* [Do this]: Pick out every line of the rows below that contains the string `ticks`, and copy each of those lines.

* [Records for this exercise]:
+++++

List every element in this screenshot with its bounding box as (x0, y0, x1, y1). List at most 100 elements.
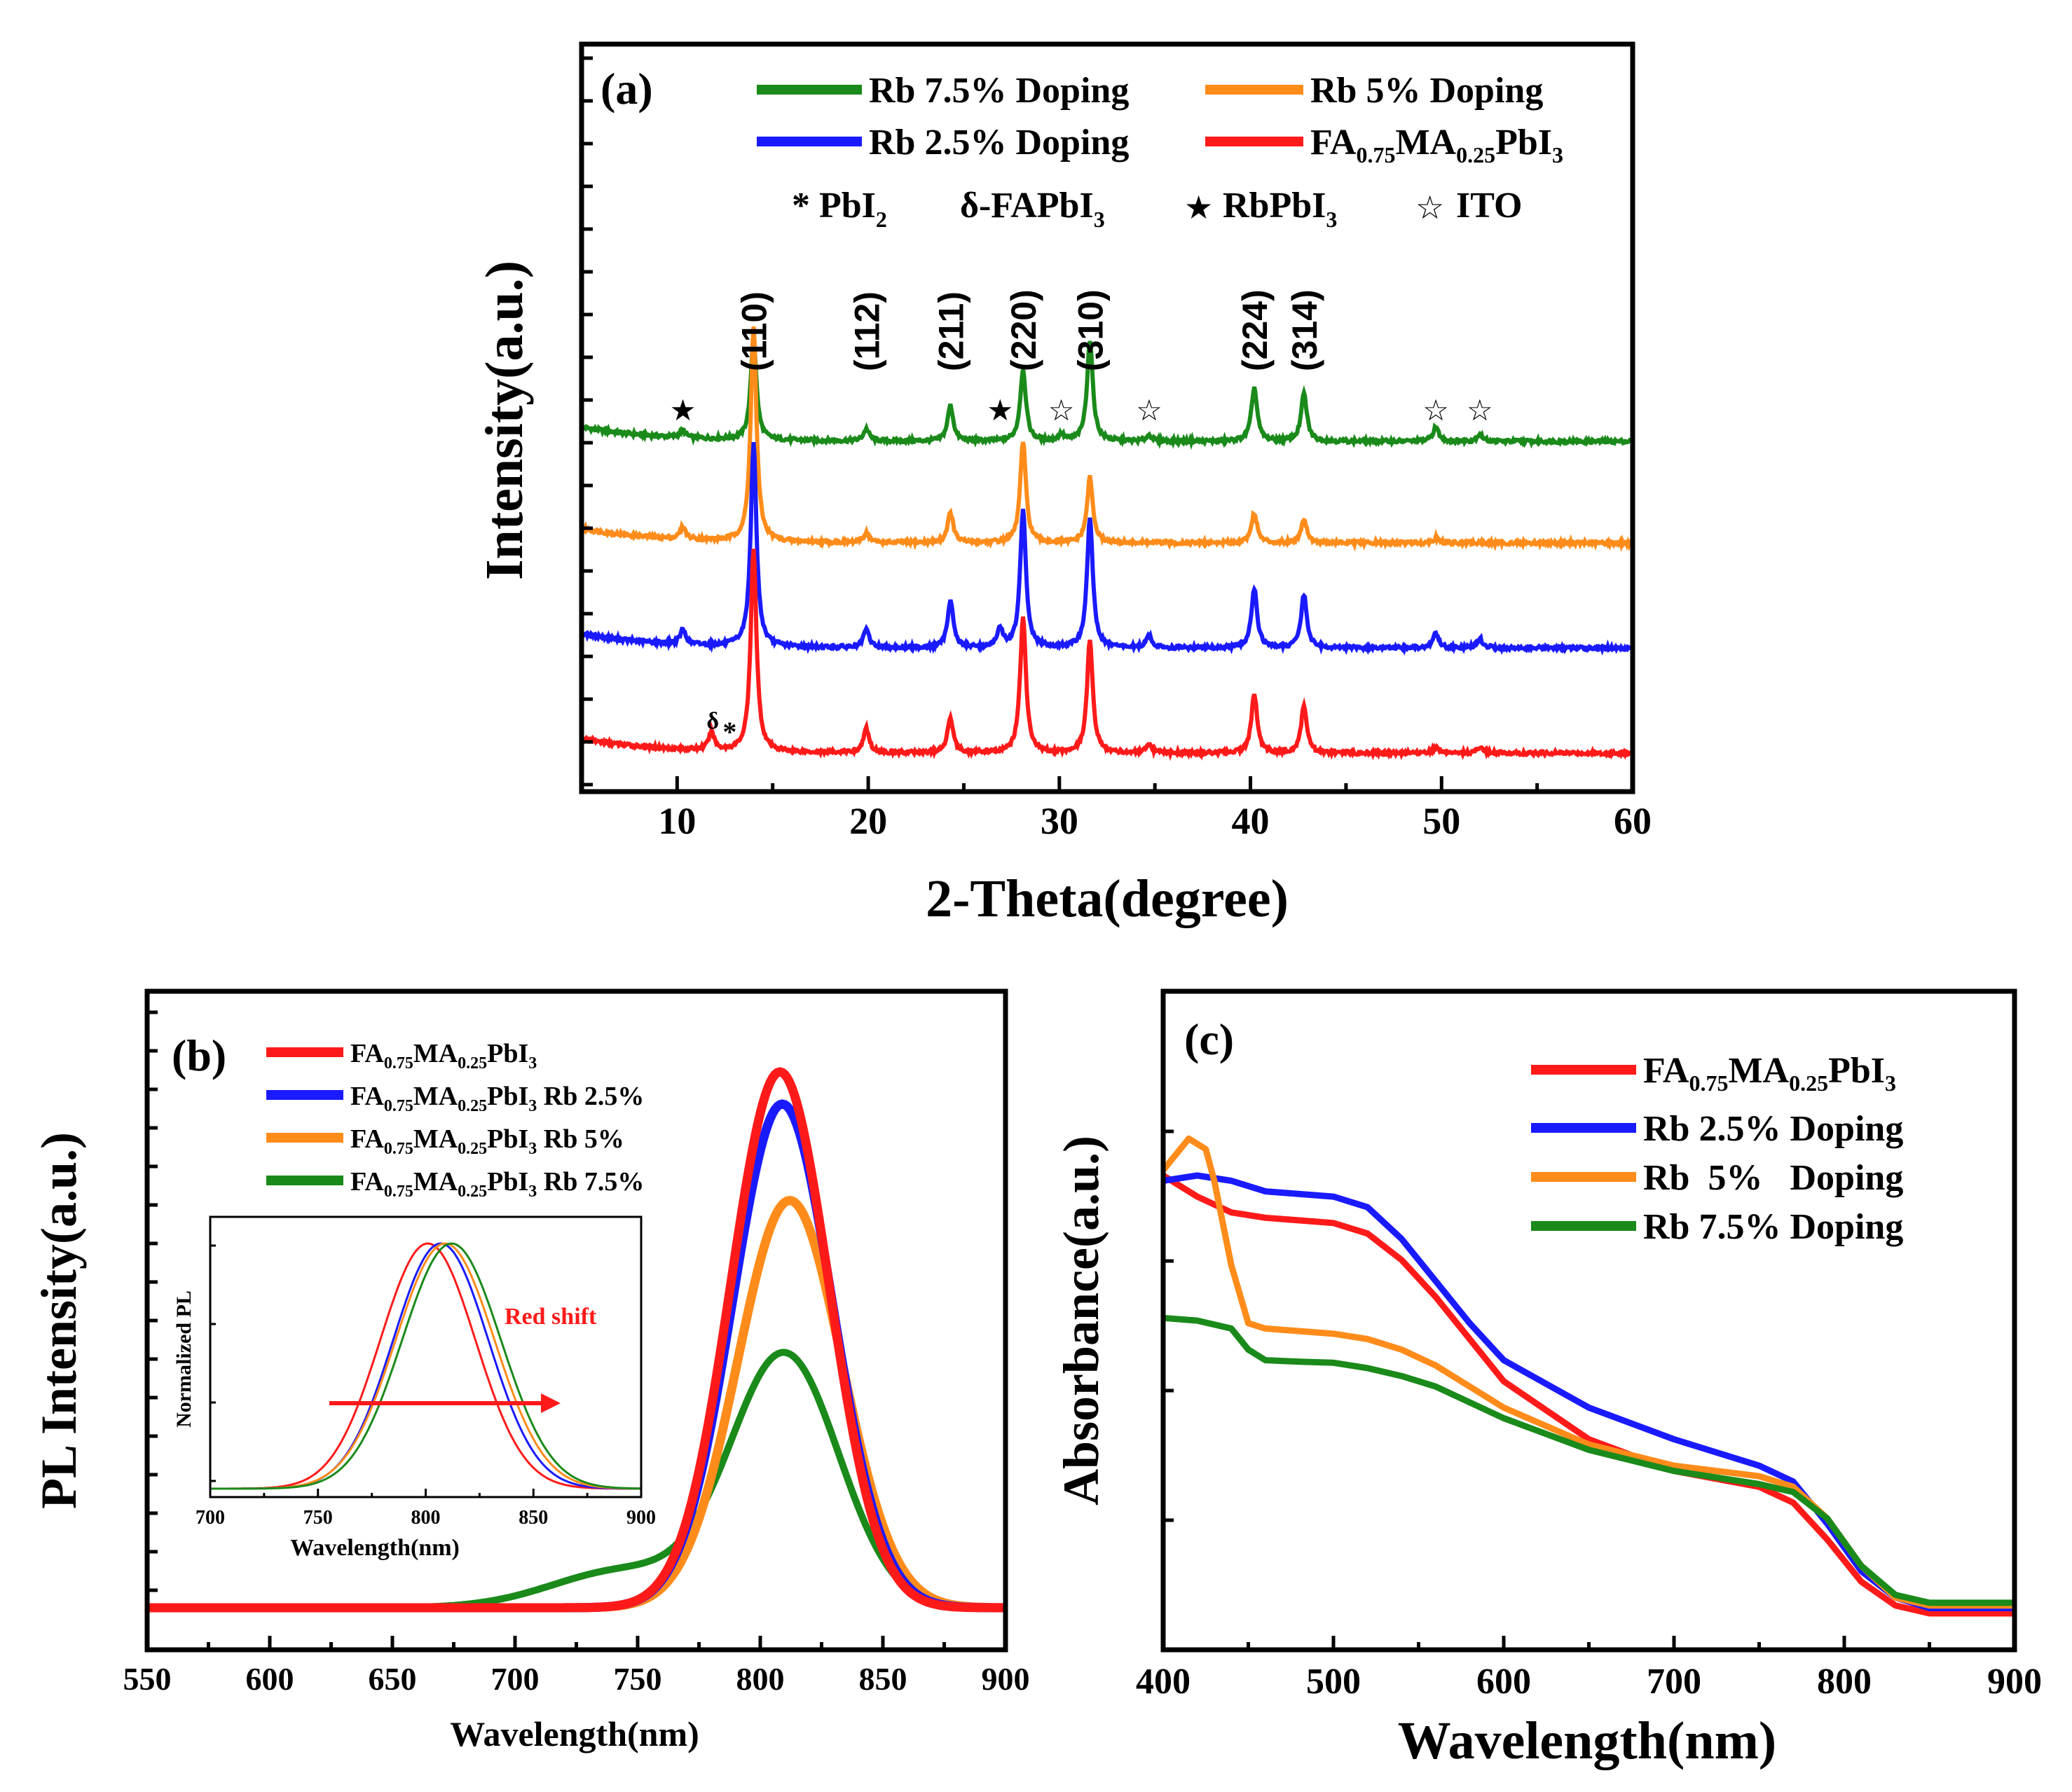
panel-c-xlabel: Wavelength(nm) (1398, 1711, 1776, 1770)
peak-label: (112) (847, 291, 886, 371)
x-tick-label: 900 (1987, 1662, 2042, 1702)
panel-b-label: (b) (172, 1031, 226, 1080)
legend-label: FA0.75MA0.25PbI3 Rb 7.5% (350, 1167, 644, 1201)
inset-xtick-labels: 700 750 800 850 900 (195, 1507, 656, 1529)
red-shift-label: Red shift (505, 1304, 597, 1330)
legend-label: FA0.75MA0.25PbI3 Rb 2.5% (350, 1082, 644, 1115)
panel-a-legend: Rb 7.5% Doping Rb 5% Doping Rb 2.5% Dopi… (757, 71, 1563, 232)
x-tick-label: 850 (519, 1507, 548, 1529)
open-star-icon: ☆ (1467, 394, 1493, 427)
panel-a-annotations: (110) (112) (211) (220) (310) (224) (314) ★ ★ ☆ ☆ ☆… (670, 289, 1493, 747)
x-tick-label: 750 (303, 1507, 333, 1529)
x-tick-label: 20 (849, 800, 887, 842)
filled-star-icon: ★ (670, 394, 697, 427)
phase-legend-rbpbi3: RbPbI3 (1223, 186, 1337, 232)
x-tick-label: 30 (1041, 800, 1078, 842)
phase-legend-pbi2: * PbI2 (792, 186, 887, 232)
filled-star-icon: ★ (1184, 189, 1213, 226)
x-tick-label: 900 (982, 1661, 1030, 1697)
peak-label: (220) (1004, 289, 1043, 371)
x-tick-label: 50 (1422, 800, 1460, 842)
legend-label: FA0.75MA0.25PbI3 (1643, 1051, 1896, 1096)
legend-label: FA0.75MA0.25PbI3 (350, 1039, 537, 1073)
panel-b-inset: 700 750 800 850 900 Normalized PL Wavelength… (172, 1215, 656, 1561)
x-tick-label: 800 (1817, 1662, 1872, 1702)
panel-a-curves (579, 326, 1635, 761)
x-tick-label: 700 (491, 1661, 540, 1697)
x-tick-label: 550 (123, 1661, 172, 1697)
x-tick-label: 900 (626, 1507, 656, 1529)
xrd-curve (581, 326, 1635, 553)
open-star-icon: ☆ (1048, 394, 1075, 427)
x-tick-label: 500 (1306, 1662, 1361, 1702)
phase-legend-dfapbi3: δ-FAPbI3 (960, 186, 1105, 232)
peak-label: (224) (1235, 289, 1275, 371)
filled-star-icon: ★ (987, 394, 1013, 427)
panel-a-xlabel: 2-Theta(degree) (926, 869, 1289, 928)
legend-label: Rb 5% Doping (1310, 71, 1543, 111)
xrd-curve (579, 442, 1635, 656)
x-tick-label: 850 (859, 1661, 907, 1697)
x-tick-label: 400 (1136, 1662, 1191, 1702)
peak-label: (314) (1285, 289, 1324, 371)
panel-a-ylabel: Intensity(a.u.) (475, 261, 534, 580)
peak-label: (110) (735, 291, 774, 371)
x-tick-label: 800 (736, 1661, 785, 1697)
legend-label: Rb 7.5% Doping (869, 71, 1129, 111)
panel-a-label: (a) (601, 64, 653, 113)
legend-label: Rb 2.5% Doping (1643, 1109, 1903, 1149)
panel-b-curves (147, 1067, 1006, 1613)
panel-a: (110) (112) (211) (220) (310) (224) (314) ★ ★ ☆ ☆ ☆… (475, 41, 1652, 928)
panel-a-frame (579, 41, 1635, 794)
panel-a-xtick-labels: 10 20 30 40 50 60 (658, 800, 1652, 842)
x-tick-label: 40 (1232, 800, 1270, 842)
open-star-icon: ☆ (1136, 394, 1162, 427)
inset-background (210, 1217, 641, 1497)
xrd-curve (580, 549, 1635, 761)
panel-c-xtick-labels: 400 500 600 700 800 900 (1136, 1662, 2042, 1702)
pl-curve (147, 1067, 1006, 1613)
legend-label: Rb 7.5% Doping (1643, 1207, 1903, 1247)
panel-c-label: (c) (1184, 1014, 1234, 1064)
x-tick-label: 750 (614, 1661, 662, 1697)
inset-pl-curve (210, 1242, 642, 1490)
delta-fapbi3-marker: δ (706, 708, 719, 734)
panel-a-ticks (579, 56, 1635, 792)
x-tick-label: 700 (1647, 1662, 1701, 1702)
legend-label: Rb 5% Doping (1643, 1158, 1903, 1198)
open-star-icon: ☆ (1415, 189, 1444, 226)
panel-b-legend: FA0.75MA0.25PbI3 FA0.75MA0.25PbI3 Rb 2.5… (266, 1039, 644, 1201)
x-tick-label: 10 (658, 800, 696, 842)
peak-label: (211) (931, 291, 970, 371)
panel-b-ticks (145, 1010, 1008, 1650)
panel-c-curves (1160, 1135, 2015, 1617)
absorbance-curve (1161, 1173, 2015, 1617)
legend-label: Rb 2.5% Doping (869, 123, 1129, 163)
peak-label: (310) (1071, 289, 1111, 371)
absorbance-curve (1162, 1314, 2015, 1606)
panel-c: 400 500 600 700 800 900 (c) FA0.75MA0.25PbI3 … (1053, 988, 2042, 1770)
panel-c-legend: FA0.75MA0.25PbI3 Rb 2.5% Doping Rb 5% Do… (1531, 1051, 1903, 1247)
x-tick-label: 650 (369, 1661, 417, 1697)
x-tick-label: 600 (1476, 1662, 1531, 1702)
panel-b-ylabel: PL Intensity(a.u.) (31, 1132, 87, 1509)
inset-pl-curve (210, 1242, 641, 1490)
panel-b: 550 600 650 700 750 800 850 900 (b) FA0.75MA0.2… (31, 988, 1030, 1753)
pbi2-marker: * (722, 716, 736, 747)
legend-label: FA0.75MA0.25PbI3 Rb 5% (350, 1124, 624, 1158)
x-tick-label: 700 (195, 1507, 225, 1529)
panel-c-ticks (1161, 1129, 2017, 1650)
panel-c-ylabel: Absorbance(a.u.) (1053, 1136, 1109, 1505)
inset-curves (210, 1242, 642, 1490)
x-tick-label: 60 (1614, 800, 1652, 842)
x-tick-label: 800 (411, 1507, 441, 1529)
x-tick-label: 600 (246, 1661, 294, 1697)
panel-b-xlabel: Wavelength(nm) (450, 1714, 699, 1753)
inset-xlabel: Wavelength(nm) (290, 1535, 460, 1561)
panel-b-xtick-labels: 550 600 650 700 750 800 850 900 (123, 1661, 1030, 1697)
open-star-icon: ☆ (1422, 394, 1449, 427)
legend-label: FA0.75MA0.25PbI3 (1310, 123, 1563, 167)
inset-ylabel: Normalized PL (172, 1290, 195, 1428)
phase-legend-ito: ITO (1456, 186, 1522, 226)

+++++

* [The response]:
panel-a-ticks (579, 56, 1635, 792)
panel-b-ticks (145, 1010, 1008, 1650)
panel-c-ticks (1161, 1129, 2017, 1650)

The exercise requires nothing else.